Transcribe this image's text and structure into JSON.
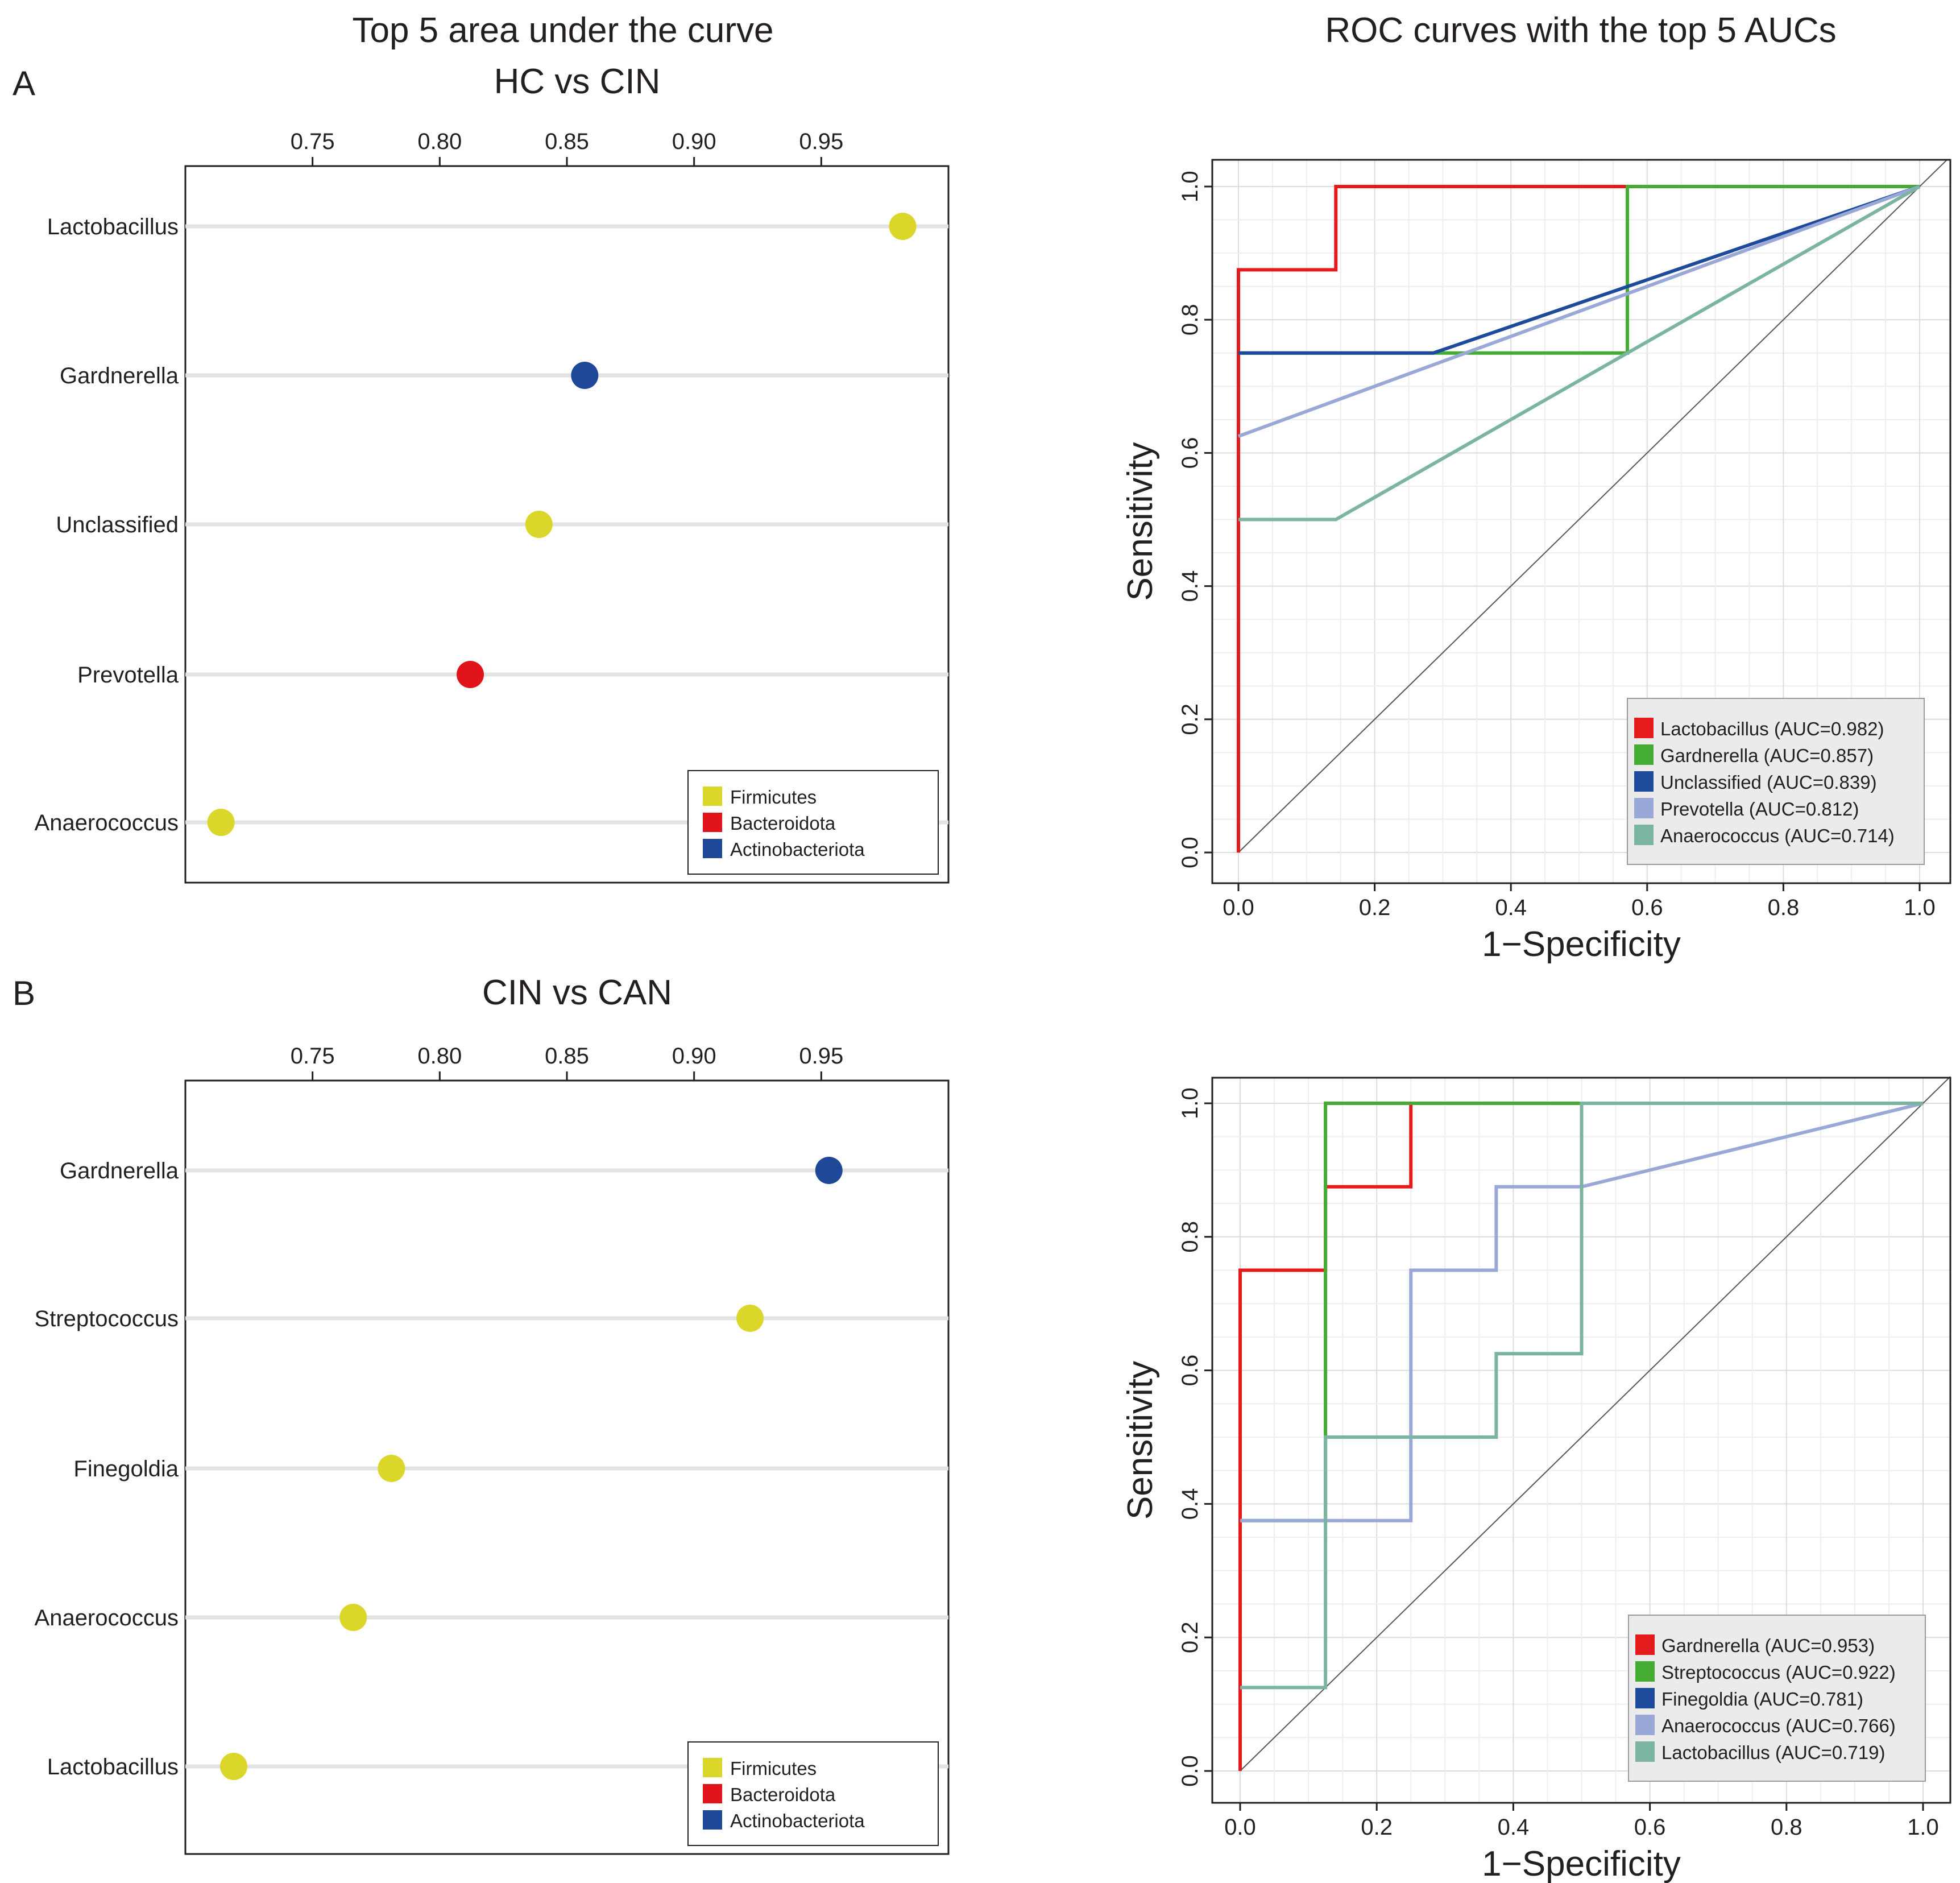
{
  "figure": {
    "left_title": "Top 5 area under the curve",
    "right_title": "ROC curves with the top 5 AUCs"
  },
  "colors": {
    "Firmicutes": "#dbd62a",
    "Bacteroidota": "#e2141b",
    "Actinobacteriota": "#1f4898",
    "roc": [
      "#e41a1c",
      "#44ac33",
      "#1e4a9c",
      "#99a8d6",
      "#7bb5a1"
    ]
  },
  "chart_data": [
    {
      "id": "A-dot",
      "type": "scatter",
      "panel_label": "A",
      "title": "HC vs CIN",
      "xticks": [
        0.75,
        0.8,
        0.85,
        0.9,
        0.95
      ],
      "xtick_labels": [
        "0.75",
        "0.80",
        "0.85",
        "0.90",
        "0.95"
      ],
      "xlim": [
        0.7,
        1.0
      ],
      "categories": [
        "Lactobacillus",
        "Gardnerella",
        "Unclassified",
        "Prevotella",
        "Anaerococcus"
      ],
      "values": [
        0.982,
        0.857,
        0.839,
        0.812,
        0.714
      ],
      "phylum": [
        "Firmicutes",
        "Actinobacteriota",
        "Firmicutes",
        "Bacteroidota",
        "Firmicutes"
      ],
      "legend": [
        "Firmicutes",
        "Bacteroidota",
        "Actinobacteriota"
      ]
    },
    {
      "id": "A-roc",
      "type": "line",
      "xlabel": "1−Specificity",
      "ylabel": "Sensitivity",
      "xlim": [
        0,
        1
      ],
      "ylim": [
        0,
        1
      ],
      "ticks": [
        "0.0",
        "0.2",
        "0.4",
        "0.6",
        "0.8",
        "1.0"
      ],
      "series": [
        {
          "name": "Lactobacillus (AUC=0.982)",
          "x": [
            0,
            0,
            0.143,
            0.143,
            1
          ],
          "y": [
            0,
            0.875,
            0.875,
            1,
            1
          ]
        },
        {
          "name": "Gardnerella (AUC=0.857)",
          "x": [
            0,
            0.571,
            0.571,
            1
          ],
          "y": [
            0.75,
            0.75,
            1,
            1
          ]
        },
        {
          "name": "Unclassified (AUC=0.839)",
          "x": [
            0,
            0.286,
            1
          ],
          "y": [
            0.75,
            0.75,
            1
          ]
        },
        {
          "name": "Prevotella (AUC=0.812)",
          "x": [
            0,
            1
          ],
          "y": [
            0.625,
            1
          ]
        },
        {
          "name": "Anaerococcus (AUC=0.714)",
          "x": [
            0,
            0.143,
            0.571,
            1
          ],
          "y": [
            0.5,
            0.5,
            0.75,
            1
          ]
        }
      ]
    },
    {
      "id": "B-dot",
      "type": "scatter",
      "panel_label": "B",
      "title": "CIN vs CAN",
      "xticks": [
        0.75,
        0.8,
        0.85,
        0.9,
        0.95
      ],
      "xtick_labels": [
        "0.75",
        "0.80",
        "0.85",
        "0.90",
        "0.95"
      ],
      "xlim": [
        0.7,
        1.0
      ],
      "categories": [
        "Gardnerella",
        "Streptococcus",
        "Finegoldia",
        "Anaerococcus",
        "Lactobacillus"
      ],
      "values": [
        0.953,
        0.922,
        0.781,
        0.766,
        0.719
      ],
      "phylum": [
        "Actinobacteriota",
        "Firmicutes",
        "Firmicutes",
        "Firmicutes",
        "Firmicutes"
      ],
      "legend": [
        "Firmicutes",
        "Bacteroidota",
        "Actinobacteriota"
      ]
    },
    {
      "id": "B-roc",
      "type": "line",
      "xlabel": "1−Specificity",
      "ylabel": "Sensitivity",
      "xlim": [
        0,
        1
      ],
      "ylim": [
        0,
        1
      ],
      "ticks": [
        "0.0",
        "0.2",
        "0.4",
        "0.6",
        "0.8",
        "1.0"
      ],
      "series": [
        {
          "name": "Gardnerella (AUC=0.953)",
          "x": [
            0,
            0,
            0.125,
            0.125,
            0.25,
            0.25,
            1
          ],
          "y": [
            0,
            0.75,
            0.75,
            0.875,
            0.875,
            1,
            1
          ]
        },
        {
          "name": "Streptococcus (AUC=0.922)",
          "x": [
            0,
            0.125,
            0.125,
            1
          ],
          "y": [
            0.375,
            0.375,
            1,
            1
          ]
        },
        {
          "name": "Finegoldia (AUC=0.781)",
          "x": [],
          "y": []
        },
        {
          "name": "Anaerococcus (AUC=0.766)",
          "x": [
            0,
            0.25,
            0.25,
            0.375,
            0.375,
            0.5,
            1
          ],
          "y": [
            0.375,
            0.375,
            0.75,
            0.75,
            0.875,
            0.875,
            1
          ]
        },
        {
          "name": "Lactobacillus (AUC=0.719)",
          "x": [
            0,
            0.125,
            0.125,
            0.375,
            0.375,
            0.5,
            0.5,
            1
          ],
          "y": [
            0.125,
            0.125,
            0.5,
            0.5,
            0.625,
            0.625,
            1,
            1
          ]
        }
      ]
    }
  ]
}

------------------------------------------------------------

## TASK DIRECTIONS
Working from the material above, transcribe it exactly while omitting pictures.

## REPLY TO THE TASK
Transcribe this image's text and structure into JSON.
{
  "figure": {
    "left_title": "Top 5 area under the curve",
    "right_title": "ROC curves with the top 5 AUCs"
  },
  "colors": {
    "Firmicutes": "#dbd62a",
    "Bacteroidota": "#e2141b",
    "Actinobacteriota": "#1f4898",
    "roc": [
      "#e41a1c",
      "#44ac33",
      "#1e4a9c",
      "#99a8d6",
      "#7bb5a1"
    ]
  },
  "chart_data": [
    {
      "id": "A-dot",
      "type": "scatter",
      "panel_label": "A",
      "title": "HC vs CIN",
      "xticks": [
        0.75,
        0.8,
        0.85,
        0.9,
        0.95
      ],
      "xtick_labels": [
        "0.75",
        "0.80",
        "0.85",
        "0.90",
        "0.95"
      ],
      "xlim": [
        0.7,
        1.0
      ],
      "categories": [
        "Lactobacillus",
        "Gardnerella",
        "Unclassified",
        "Prevotella",
        "Anaerococcus"
      ],
      "values": [
        0.982,
        0.857,
        0.839,
        0.812,
        0.714
      ],
      "phylum": [
        "Firmicutes",
        "Actinobacteriota",
        "Firmicutes",
        "Bacteroidota",
        "Firmicutes"
      ],
      "legend": [
        "Firmicutes",
        "Bacteroidota",
        "Actinobacteriota"
      ]
    },
    {
      "id": "A-roc",
      "type": "line",
      "xlabel": "1−Specificity",
      "ylabel": "Sensitivity",
      "xlim": [
        0,
        1
      ],
      "ylim": [
        0,
        1
      ],
      "ticks": [
        "0.0",
        "0.2",
        "0.4",
        "0.6",
        "0.8",
        "1.0"
      ],
      "series": [
        {
          "name": "Lactobacillus (AUC=0.982)",
          "x": [
            0,
            0,
            0.143,
            0.143,
            1
          ],
          "y": [
            0,
            0.875,
            0.875,
            1,
            1
          ]
        },
        {
          "name": "Gardnerella (AUC=0.857)",
          "x": [
            0,
            0.571,
            0.571,
            1
          ],
          "y": [
            0.75,
            0.75,
            1,
            1
          ]
        },
        {
          "name": "Unclassified (AUC=0.839)",
          "x": [
            0,
            0.286,
            1
          ],
          "y": [
            0.75,
            0.75,
            1
          ]
        },
        {
          "name": "Prevotella (AUC=0.812)",
          "x": [
            0,
            1
          ],
          "y": [
            0.625,
            1
          ]
        },
        {
          "name": "Anaerococcus (AUC=0.714)",
          "x": [
            0,
            0.143,
            0.571,
            1
          ],
          "y": [
            0.5,
            0.5,
            0.75,
            1
          ]
        }
      ]
    },
    {
      "id": "B-dot",
      "type": "scatter",
      "panel_label": "B",
      "title": "CIN vs CAN",
      "xticks": [
        0.75,
        0.8,
        0.85,
        0.9,
        0.95
      ],
      "xtick_labels": [
        "0.75",
        "0.80",
        "0.85",
        "0.90",
        "0.95"
      ],
      "xlim": [
        0.7,
        1.0
      ],
      "categories": [
        "Gardnerella",
        "Streptococcus",
        "Finegoldia",
        "Anaerococcus",
        "Lactobacillus"
      ],
      "values": [
        0.953,
        0.922,
        0.781,
        0.766,
        0.719
      ],
      "phylum": [
        "Actinobacteriota",
        "Firmicutes",
        "Firmicutes",
        "Firmicutes",
        "Firmicutes"
      ],
      "legend": [
        "Firmicutes",
        "Bacteroidota",
        "Actinobacteriota"
      ]
    },
    {
      "id": "B-roc",
      "type": "line",
      "xlabel": "1−Specificity",
      "ylabel": "Sensitivity",
      "xlim": [
        0,
        1
      ],
      "ylim": [
        0,
        1
      ],
      "ticks": [
        "0.0",
        "0.2",
        "0.4",
        "0.6",
        "0.8",
        "1.0"
      ],
      "series": [
        {
          "name": "Gardnerella (AUC=0.953)",
          "x": [
            0,
            0,
            0.125,
            0.125,
            0.25,
            0.25,
            1
          ],
          "y": [
            0,
            0.75,
            0.75,
            0.875,
            0.875,
            1,
            1
          ]
        },
        {
          "name": "Streptococcus (AUC=0.922)",
          "x": [
            0,
            0.125,
            0.125,
            1
          ],
          "y": [
            0.375,
            0.375,
            1,
            1
          ]
        },
        {
          "name": "Finegoldia (AUC=0.781)",
          "x": [],
          "y": []
        },
        {
          "name": "Anaerococcus (AUC=0.766)",
          "x": [
            0,
            0.25,
            0.25,
            0.375,
            0.375,
            0.5,
            1
          ],
          "y": [
            0.375,
            0.375,
            0.75,
            0.75,
            0.875,
            0.875,
            1
          ]
        },
        {
          "name": "Lactobacillus (AUC=0.719)",
          "x": [
            0,
            0.125,
            0.125,
            0.375,
            0.375,
            0.5,
            0.5,
            1
          ],
          "y": [
            0.125,
            0.125,
            0.5,
            0.5,
            0.625,
            0.625,
            1,
            1
          ]
        }
      ]
    }
  ]
}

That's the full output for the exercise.